• _Material to process_:
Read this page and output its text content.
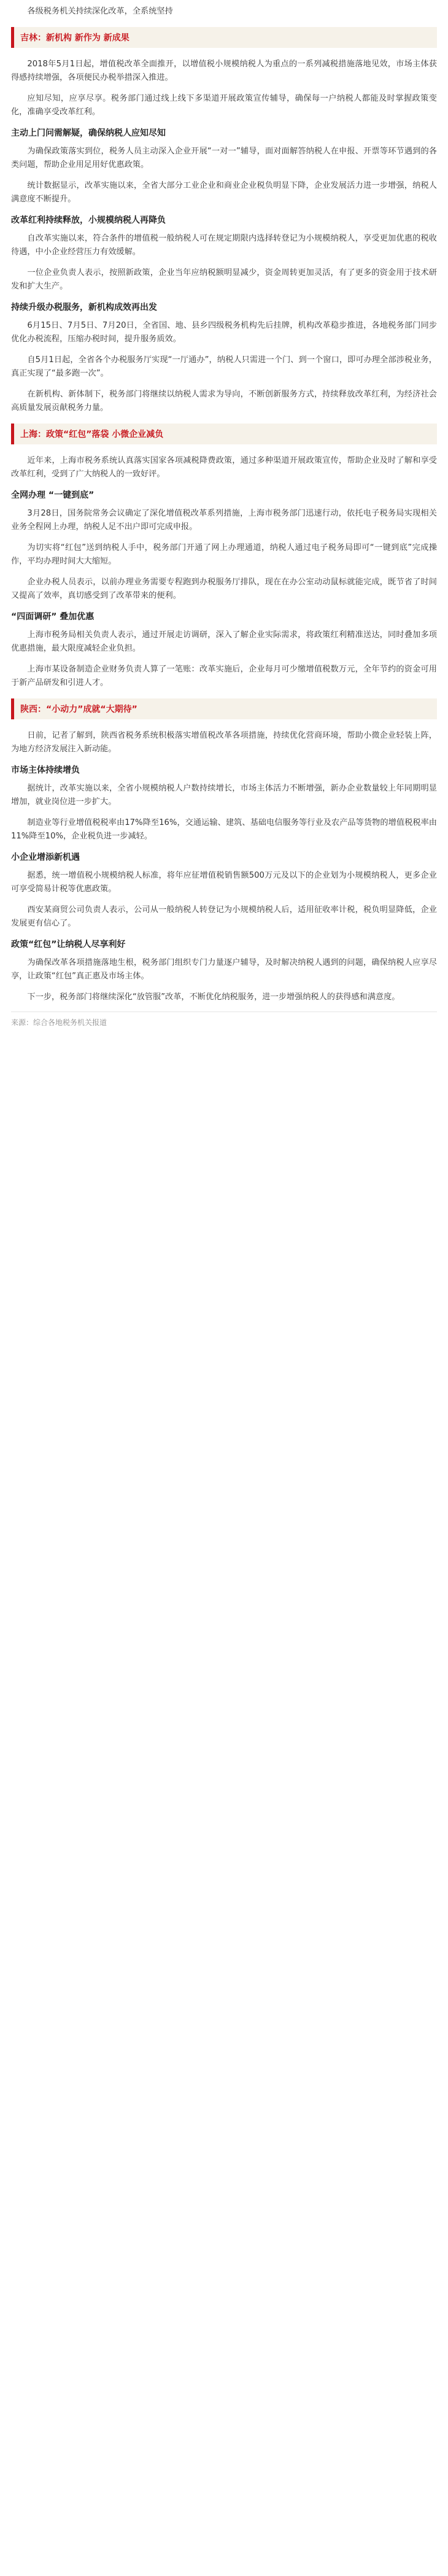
各级税务机关持续深化改革，全系统坚持

吉林：新机构 新作为 新成果

2018年5月1日起，增值税改革全面推开，以增值税小规模纳税人为重点的一系列减税措施落地见效，市场主体获得感持续增强，各项便民办税举措深入推进。

应知尽知，应享尽享。税务部门通过线上线下多渠道开展政策宣传辅导，确保每一户纳税人都能及时掌握政策变化，准确享受改革红利。

主动上门问需解疑，确保纳税人应知尽知

为确保政策落实到位，税务人员主动深入企业开展“一对一”辅导，面对面解答纳税人在申报、开票等环节遇到的各类问题，帮助企业用足用好优惠政策。

统计数据显示，改革实施以来，全省大部分工业企业和商业企业税负明显下降，企业发展活力进一步增强，纳税人满意度不断提升。

改革红利持续释放，小规模纳税人再降负

自改革实施以来，符合条件的增值税一般纳税人可在规定期限内选择转登记为小规模纳税人，享受更加优惠的税收待遇，中小企业经营压力有效缓解。

一位企业负责人表示，按照新政策，企业当年应纳税额明显减少，资金周转更加灵活，有了更多的资金用于技术研发和扩大生产。

持续升级办税服务，新机构成效再出发

6月15日、7月5日、7月20日，全省国、地、县乡四级税务机构先后挂牌，机构改革稳步推进，各地税务部门同步优化办税流程，压缩办税时间，提升服务质效。

自5月1日起，全省各个办税服务厅实现“一厅通办”，纳税人只需进一个门、到一个窗口，即可办理全部涉税业务，真正实现了“最多跑一次”。

在新机构、新体制下，税务部门将继续以纳税人需求为导向，不断创新服务方式，持续释放改革红利，为经济社会高质量发展贡献税务力量。

上海：政策“红包”落袋 小微企业减负

近年来，上海市税务系统认真落实国家各项减税降费政策，通过多种渠道开展政策宣传，帮助企业及时了解和享受改革红利，受到了广大纳税人的一致好评。

全网办理 “一键到底”

3月28日，国务院常务会议确定了深化增值税改革系列措施，上海市税务部门迅速行动，依托电子税务局实现相关业务全程网上办理，纳税人足不出户即可完成申报。

为切实将“红包”送到纳税人手中，税务部门开通了网上办理通道，纳税人通过电子税务局即可“一键到底”完成操作，平均办理时间大大缩短。

企业办税人员表示，以前办理业务需要专程跑到办税服务厅排队，现在在办公室动动鼠标就能完成，既节省了时间又提高了效率，真切感受到了改革带来的便利。

“四面调研” 叠加优惠

上海市税务局相关负责人表示，通过开展走访调研，深入了解企业实际需求，将政策红利精准送达，同时叠加多项优惠措施，最大限度减轻企业负担。

上海市某设备制造企业财务负责人算了一笔账：改革实施后，企业每月可少缴增值税数万元，全年节约的资金可用于新产品研发和引进人才。

陕西：“小动力”成就“大期待”

日前，记者了解到，陕西省税务系统积极落实增值税改革各项措施，持续优化营商环境，帮助小微企业轻装上阵，为地方经济发展注入新动能。

市场主体持续增负

据统计，改革实施以来，全省小规模纳税人户数持续增长，市场主体活力不断增强，新办企业数量较上年同期明显增加，就业岗位进一步扩大。

制造业等行业增值税税率由17%降至16%，交通运输、建筑、基础电信服务等行业及农产品等货物的增值税税率由11%降至10%，企业税负进一步减轻。

小企业增添新机遇

据悉，统一增值税小规模纳税人标准，将年应征增值税销售额500万元及以下的企业划为小规模纳税人，更多企业可享受简易计税等优惠政策。

西安某商贸公司负责人表示，公司从一般纳税人转登记为小规模纳税人后，适用征收率计税，税负明显降低，企业发展更有信心了。

政策“红包”让纳税人尽享利好

为确保改革各项措施落地生根，税务部门组织专门力量逐户辅导，及时解决纳税人遇到的问题，确保纳税人应享尽享，让政策“红包”真正惠及市场主体。

下一步，税务部门将继续深化“放管服”改革，不断优化纳税服务，进一步增强纳税人的获得感和满意度。

来源：综合各地税务机关报道
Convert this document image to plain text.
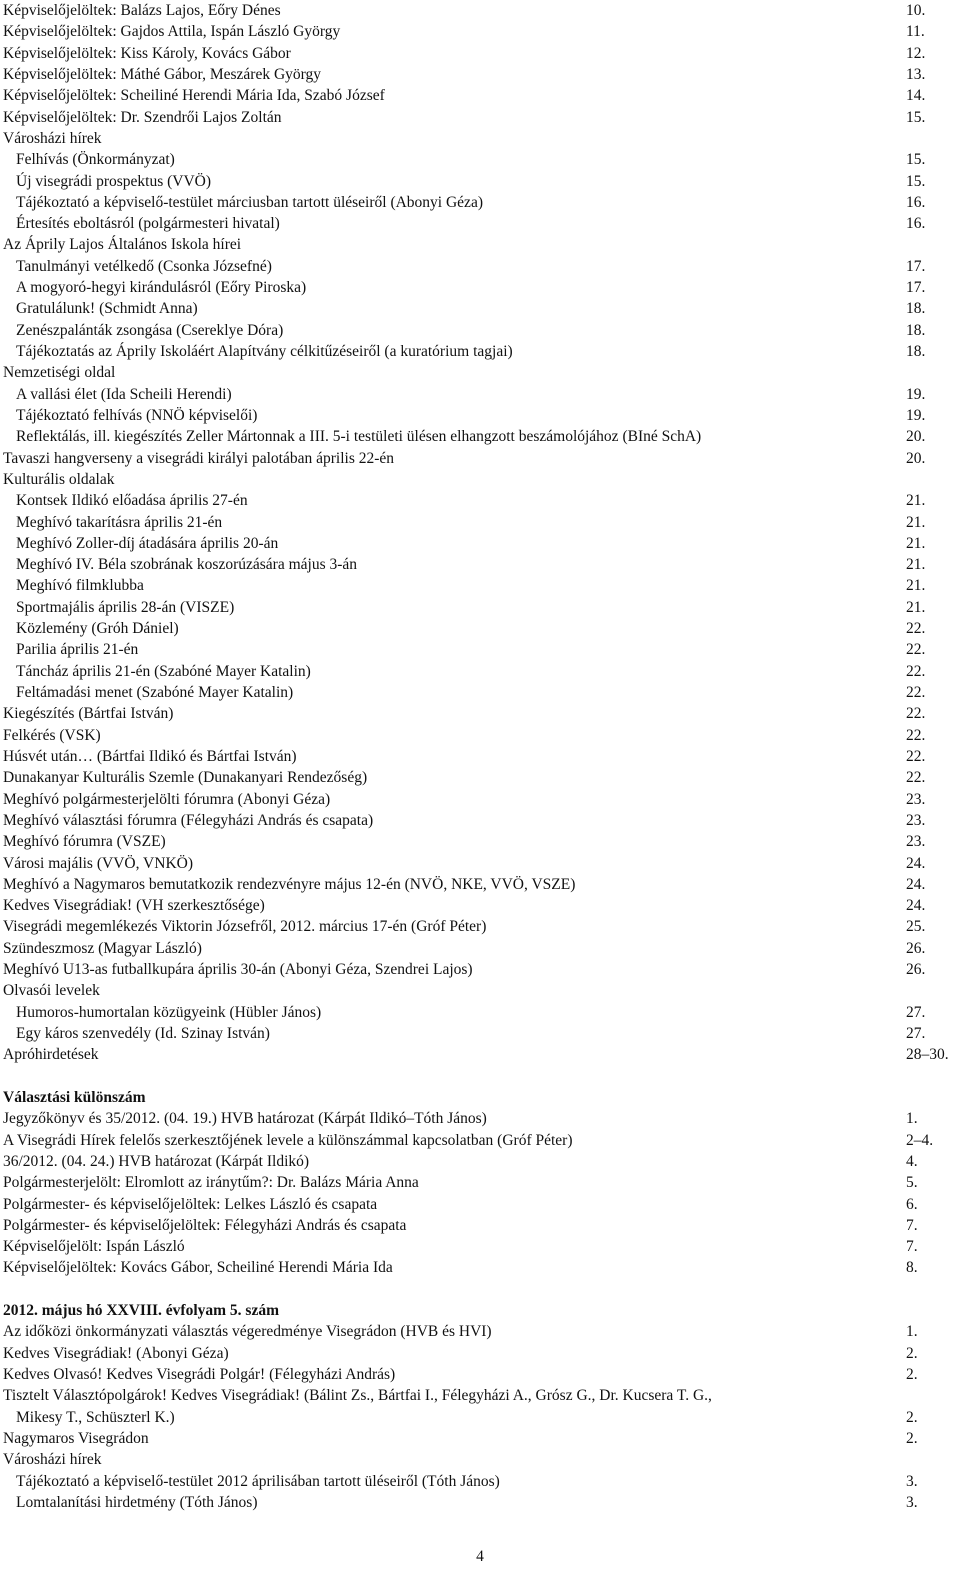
Képviselőjelöltek: Balázs Lajos, Eőry Dénes	10.
Képviselőjelöltek: Gajdos Attila, Ispán László György	11.
Képviselőjelöltek: Kiss Károly, Kovács Gábor	12.
Képviselőjelöltek: Máthé Gábor, Meszárek György	13.
Képviselőjelöltek: Scheiliné Herendi Mária Ida, Szabó József	14.
Képviselőjelöltek: Dr. Szendrői Lajos Zoltán	15.
Városházi hírek
Felhívás (Önkormányzat)	15.
Új visegrádi prospektus (VVÖ)	15.
Tájékoztató a képviselő-testület márciusban tartott üléseiről (Abonyi Géza)	16.
Értesítés eboltásról (polgármesteri hivatal)	16.
Az Áprily Lajos Általános Iskola hírei
Tanulmányi vetélkedő (Csonka Józsefné)	17.
A mogyoró-hegyi kirándulásról (Eőry Piroska)	17.
Gratulálunk! (Schmidt Anna)	18.
Zenészpalánták zsongása (Csereklye Dóra)	18.
Tájékoztatás az Áprily Iskoláért Alapítvány célkitűzéseiről (a kuratórium tagjai)	18.
Nemzetiségi oldal
A vallási élet (Ida Scheili Herendi)	19.
Tájékoztató felhívás (NNÖ képviselői)	19.
Reflektálás, ill. kiegészítés Zeller Mártonnak a III. 5-i testületi ülésen elhangzott beszámolójához (BIné SchA)	20.
Tavaszi hangverseny a visegrádi királyi palotában április 22-én	20.
Kulturális oldalak
Kontsek Ildikó előadása április 27-én	21.
Meghívó takarításra április 21-én	21.
Meghívó Zoller-díj átadására április 20-án	21.
Meghívó IV. Béla szobrának koszorúzására május 3-án	21.
Meghívó filmklubba	21.
Sportmajális április 28-án (VISZE)	21.
Közlemény (Gróh Dániel)	22.
Parilia április 21-én	22.
Táncház április 21-én (Szabóné Mayer Katalin)	22.
Feltámadási menet (Szabóné Mayer Katalin)	22.
Kiegészítés (Bártfai István)	22.
Felkérés (VSK)	22.
Húsvét után… (Bártfai Ildikó és Bártfai István)	22.
Dunakanyar Kulturális Szemle (Dunakanyari Rendezőség)	22.
Meghívó polgármesterjelölti fórumra (Abonyi Géza)	23.
Meghívó választási fórumra (Félegyházi András és csapata)	23.
Meghívó fórumra (VSZE)	23.
Városi majális (VVÖ, VNKÖ)	24.
Meghívó a Nagymaros bemutatkozik rendezvényre május 12-én (NVÖ, NKE, VVÖ, VSZE)	24.
Kedves Visegrádiak! (VH szerkesztősége)	24.
Visegrádi megemlékezés Viktorin Józsefről, 2012. március 17-én (Gróf Péter)	25.
Szündeszmosz (Magyar László)	26.
Meghívó U13-as futballkupára április 30-án (Abonyi Géza, Szendrei Lajos)	26.
Olvasói levelek
Humoros-humortalan közügyeink (Hübler János)	27.
Egy káros szenvedély (Id. Szinay István)	27.
Apróhirdetések	28–30.
Választási különszám
Jegyzőkönyv és 35/2012. (04. 19.) HVB határozat (Kárpát Ildikó–Tóth János)	1.
A Visegrádi Hírek felelős szerkesztőjének levele a különszámmal kapcsolatban (Gróf Péter)	2–4.
36/2012. (04. 24.) HVB határozat (Kárpát Ildikó)	4.
Polgármesterjelölt: Elromlott az iránytűm?: Dr. Balázs Mária Anna	5.
Polgármester- és képviselőjelöltek: Lelkes László és csapata	6.
Polgármester- és képviselőjelöltek: Félegyházi András és csapata	7.
Képviselőjelölt: Ispán László	7.
Képviselőjelöltek: Kovács Gábor, Scheiliné Herendi Mária Ida	8.
2012. május hó XXVIII. évfolyam 5. szám
Az időközi önkormányzati választás végeredménye Visegrádon (HVB és HVI)	1.
Kedves Visegrádiak! (Abonyi Géza)	2.
Kedves Olvasó! Kedves Visegrádi Polgár! (Félegyházi András)	2.
Tisztelt Választópolgárok! Kedves Visegrádiak! (Bálint Zs., Bártfai I., Félegyházi A., Grósz G., Dr. Kucsera T. G.,
Mikesy T., Schüszterl K.)	2.
Nagymaros Visegrádon	2.
Városházi hírek
Tájékoztató a képviselő-testület 2012 áprilisában tartott üléseiről (Tóth János)	3.
Lomtalanítási hirdetmény (Tóth János)	3.
4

• _Directions_: Write out every line of the preceding listing that contains "text".

• _Response for this exercise_:
Read this page and output its text content.
Convert this document image to plain text.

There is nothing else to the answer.